**Data records**
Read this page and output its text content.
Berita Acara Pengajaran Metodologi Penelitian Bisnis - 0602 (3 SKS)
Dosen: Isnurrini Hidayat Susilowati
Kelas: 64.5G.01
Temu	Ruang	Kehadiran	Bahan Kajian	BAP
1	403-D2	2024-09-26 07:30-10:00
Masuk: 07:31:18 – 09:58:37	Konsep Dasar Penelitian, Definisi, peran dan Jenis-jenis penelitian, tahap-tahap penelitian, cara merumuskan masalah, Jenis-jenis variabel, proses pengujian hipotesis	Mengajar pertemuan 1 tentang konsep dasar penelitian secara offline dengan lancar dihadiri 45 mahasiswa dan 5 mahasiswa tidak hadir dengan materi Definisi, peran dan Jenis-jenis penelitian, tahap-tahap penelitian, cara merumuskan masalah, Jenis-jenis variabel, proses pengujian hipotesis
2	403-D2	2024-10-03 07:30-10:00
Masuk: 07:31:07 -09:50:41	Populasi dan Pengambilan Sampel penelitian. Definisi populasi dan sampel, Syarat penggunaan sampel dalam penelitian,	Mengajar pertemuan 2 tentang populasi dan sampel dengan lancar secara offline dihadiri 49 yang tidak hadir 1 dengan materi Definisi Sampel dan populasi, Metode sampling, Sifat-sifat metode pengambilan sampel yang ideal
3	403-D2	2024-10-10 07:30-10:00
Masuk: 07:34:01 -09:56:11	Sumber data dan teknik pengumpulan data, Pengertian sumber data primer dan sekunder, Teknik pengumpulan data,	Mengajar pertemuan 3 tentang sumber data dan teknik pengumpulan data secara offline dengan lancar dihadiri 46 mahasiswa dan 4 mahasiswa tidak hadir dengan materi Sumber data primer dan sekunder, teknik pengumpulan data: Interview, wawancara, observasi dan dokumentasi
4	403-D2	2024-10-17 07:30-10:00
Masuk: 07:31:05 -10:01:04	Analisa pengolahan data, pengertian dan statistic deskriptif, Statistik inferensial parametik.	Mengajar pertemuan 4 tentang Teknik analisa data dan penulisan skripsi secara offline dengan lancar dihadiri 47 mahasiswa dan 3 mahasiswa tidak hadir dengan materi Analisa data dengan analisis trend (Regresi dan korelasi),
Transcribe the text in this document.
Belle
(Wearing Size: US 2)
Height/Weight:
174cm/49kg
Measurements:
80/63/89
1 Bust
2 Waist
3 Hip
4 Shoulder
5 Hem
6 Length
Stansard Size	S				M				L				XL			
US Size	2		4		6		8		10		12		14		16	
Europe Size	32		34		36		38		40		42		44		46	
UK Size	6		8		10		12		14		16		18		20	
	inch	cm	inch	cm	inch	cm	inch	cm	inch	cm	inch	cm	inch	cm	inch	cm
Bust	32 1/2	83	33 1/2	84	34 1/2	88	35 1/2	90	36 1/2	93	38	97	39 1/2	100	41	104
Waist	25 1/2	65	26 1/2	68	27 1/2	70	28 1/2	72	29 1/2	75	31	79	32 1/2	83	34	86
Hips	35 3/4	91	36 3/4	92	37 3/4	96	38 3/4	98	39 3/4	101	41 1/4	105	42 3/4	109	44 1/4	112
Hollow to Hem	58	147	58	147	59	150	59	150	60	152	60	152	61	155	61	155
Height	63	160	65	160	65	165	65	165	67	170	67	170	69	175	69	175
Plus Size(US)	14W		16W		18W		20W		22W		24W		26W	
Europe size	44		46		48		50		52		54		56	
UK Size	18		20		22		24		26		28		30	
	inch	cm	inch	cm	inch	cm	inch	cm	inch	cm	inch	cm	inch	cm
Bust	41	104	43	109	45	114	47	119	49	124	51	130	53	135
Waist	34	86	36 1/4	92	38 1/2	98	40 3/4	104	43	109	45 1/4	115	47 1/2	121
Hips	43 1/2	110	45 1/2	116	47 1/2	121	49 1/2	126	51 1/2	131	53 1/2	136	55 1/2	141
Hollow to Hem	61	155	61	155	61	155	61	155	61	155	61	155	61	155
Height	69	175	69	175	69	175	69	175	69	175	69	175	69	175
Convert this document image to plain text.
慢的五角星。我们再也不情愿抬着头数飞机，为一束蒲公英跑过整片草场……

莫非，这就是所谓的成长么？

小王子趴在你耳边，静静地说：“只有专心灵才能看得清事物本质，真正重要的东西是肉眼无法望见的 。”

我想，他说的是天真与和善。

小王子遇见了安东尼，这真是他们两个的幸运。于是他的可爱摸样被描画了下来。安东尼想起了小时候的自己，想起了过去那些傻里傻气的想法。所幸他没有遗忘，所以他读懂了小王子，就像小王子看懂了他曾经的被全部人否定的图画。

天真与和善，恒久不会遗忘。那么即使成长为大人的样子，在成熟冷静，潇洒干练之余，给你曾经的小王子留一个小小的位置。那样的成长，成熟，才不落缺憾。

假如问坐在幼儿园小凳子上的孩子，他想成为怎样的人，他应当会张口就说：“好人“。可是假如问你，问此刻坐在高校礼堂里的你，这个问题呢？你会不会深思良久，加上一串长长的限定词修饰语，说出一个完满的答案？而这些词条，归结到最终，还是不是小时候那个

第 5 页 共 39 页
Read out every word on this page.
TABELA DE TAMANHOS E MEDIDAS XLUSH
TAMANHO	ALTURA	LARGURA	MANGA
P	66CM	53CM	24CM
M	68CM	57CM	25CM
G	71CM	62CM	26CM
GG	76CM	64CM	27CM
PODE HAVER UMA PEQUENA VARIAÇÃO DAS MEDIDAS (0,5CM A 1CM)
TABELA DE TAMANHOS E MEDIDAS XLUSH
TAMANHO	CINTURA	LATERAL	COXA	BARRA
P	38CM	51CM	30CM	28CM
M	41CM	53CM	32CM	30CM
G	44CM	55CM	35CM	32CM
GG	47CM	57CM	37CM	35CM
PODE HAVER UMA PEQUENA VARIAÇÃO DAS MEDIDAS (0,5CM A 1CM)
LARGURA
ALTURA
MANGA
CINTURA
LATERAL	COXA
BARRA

**What this task involves**
The records above should be repeated in full, exactly as given.

**Solution**
Read this page and output its text content.
Berita Acara Pengajaran Metodologi Penelitian Bisnis - 0602 (3 SKS)
Dosen: Isnurrini Hidayat Susilowati
Kelas: 64.5G.01
Temu	Ruang	Kehadiran	Bahan Kajian	BAP
1	403-D2	2024-09-26 07:30-10:00
Masuk: 07:31:18 – 09:58:37	Konsep Dasar Penelitian, Definisi, peran dan Jenis-jenis penelitian, tahap-tahap penelitian, cara merumuskan masalah, Jenis-jenis variabel, proses pengujian hipotesis	Mengajar pertemuan 1 tentang konsep dasar penelitian secara offline dengan lancar dihadiri 45 mahasiswa dan 5 mahasiswa tidak hadir dengan materi Definisi, peran dan Jenis-jenis penelitian, tahap-tahap penelitian, cara merumuskan masalah, Jenis-jenis variabel, proses pengujian hipotesis
2	403-D2	2024-10-03 07:30-10:00
Masuk: 07:31:07 -09:50:41	Populasi dan Pengambilan Sampel penelitian. Definisi populasi dan sampel, Syarat penggunaan sampel dalam penelitian,	Mengajar pertemuan 2 tentang populasi dan sampel dengan lancar secara offline dihadiri 49 yang tidak hadir 1 dengan materi Definisi Sampel dan populasi, Metode sampling, Sifat-sifat metode pengambilan sampel yang ideal
3	403-D2	2024-10-10 07:30-10:00
Masuk: 07:34:01 -09:56:11	Sumber data dan teknik pengumpulan data, Pengertian sumber data primer dan sekunder, Teknik pengumpulan data,	Mengajar pertemuan 3 tentang sumber data dan teknik pengumpulan data secara offline dengan lancar dihadiri 46 mahasiswa dan 4 mahasiswa tidak hadir dengan materi Sumber data primer dan sekunder, teknik pengumpulan data: Interview, wawancara, observasi dan dokumentasi
4	403-D2	2024-10-17 07:30-10:00
Masuk: 07:31:05 -10:01:04	Analisa pengolahan data, pengertian dan statistic deskriptif, Statistik inferensial parametik.	Mengajar pertemuan 4 tentang Teknik analisa data dan penulisan skripsi secara offline dengan lancar dihadiri 47 mahasiswa dan 3 mahasiswa tidak hadir dengan materi Analisa data dengan analisis trend (Regresi dan korelasi),
Transcribe the text in this document.
Belle
(Wearing Size: US 2)
Height/Weight:
174cm/49kg
Measurements:
80/63/89
1 Bust
2 Waist
3 Hip
4 Shoulder
5 Hem
6 Length
Stansard Size	S				M				L				XL			
US Size	2		4		6		8		10		12		14		16	
Europe Size	32		34		36		38		40		42		44		46	
UK Size	6		8		10		12		14		16		18		20	
	inch	cm	inch	cm	inch	cm	inch	cm	inch	cm	inch	cm	inch	cm	inch	cm
Bust	32 1/2	83	33 1/2	84	34 1/2	88	35 1/2	90	36 1/2	93	38	97	39 1/2	100	41	104
Waist	25 1/2	65	26 1/2	68	27 1/2	70	28 1/2	72	29 1/2	75	31	79	32 1/2	83	34	86
Hips	35 3/4	91	36 3/4	92	37 3/4	96	38 3/4	98	39 3/4	101	41 1/4	105	42 3/4	109	44 1/4	112
Hollow to Hem	58	147	58	147	59	150	59	150	60	152	60	152	61	155	61	155
Height	63	160	65	160	65	165	65	165	67	170	67	170	69	175	69	175
Plus Size(US)	14W		16W		18W		20W		22W		24W		26W	
Europe size	44		46		48		50		52		54		56	
UK Size	18		20		22		24		26		28		30	
	inch	cm	inch	cm	inch	cm	inch	cm	inch	cm	inch	cm	inch	cm
Bust	41	104	43	109	45	114	47	119	49	124	51	130	53	135
Waist	34	86	36 1/4	92	38 1/2	98	40 3/4	104	43	109	45 1/4	115	47 1/2	121
Hips	43 1/2	110	45 1/2	116	47 1/2	121	49 1/2	126	51 1/2	131	53 1/2	136	55 1/2	141
Hollow to Hem	61	155	61	155	61	155	61	155	61	155	61	155	61	155
Height	69	175	69	175	69	175	69	175	69	175	69	175	69	175
Convert this document image to plain text.
慢的五角星。我们再也不情愿抬着头数飞机，为一束蒲公英跑过整片草场……

莫非，这就是所谓的成长么？

小王子趴在你耳边，静静地说：“只有专心灵才能看得清事物本质，真正重要的东西是肉眼无法望见的 。”

我想，他说的是天真与和善。

小王子遇见了安东尼，这真是他们两个的幸运。于是他的可爱摸样被描画了下来。安东尼想起了小时候的自己，想起了过去那些傻里傻气的想法。所幸他没有遗忘，所以他读懂了小王子，就像小王子看懂了他曾经的被全部人否定的图画。

天真与和善，恒久不会遗忘。那么即使成长为大人的样子，在成熟冷静，潇洒干练之余，给你曾经的小王子留一个小小的位置。那样的成长，成熟，才不落缺憾。

假如问坐在幼儿园小凳子上的孩子，他想成为怎样的人，他应当会张口就说：“好人“。可是假如问你，问此刻坐在高校礼堂里的你，这个问题呢？你会不会深思良久，加上一串长长的限定词修饰语，说出一个完满的答案？而这些词条，归结到最终，还是不是小时候那个

第 5 页 共 39 页
Read out every word on this page.
TABELA DE TAMANHOS E MEDIDAS XLUSH
TAMANHO	ALTURA	LARGURA	MANGA
P	66CM	53CM	24CM
M	68CM	57CM	25CM
G	71CM	62CM	26CM
GG	76CM	64CM	27CM
PODE HAVER UMA PEQUENA VARIAÇÃO DAS MEDIDAS (0,5CM A 1CM)
TABELA DE TAMANHOS E MEDIDAS XLUSH
TAMANHO	CINTURA	LATERAL	COXA	BARRA
P	38CM	51CM	30CM	28CM
M	41CM	53CM	32CM	30CM
G	44CM	55CM	35CM	32CM
GG	47CM	57CM	37CM	35CM
PODE HAVER UMA PEQUENA VARIAÇÃO DAS MEDIDAS (0,5CM A 1CM)
LARGURA
ALTURA
MANGA
CINTURA
LATERAL	COXA
BARRA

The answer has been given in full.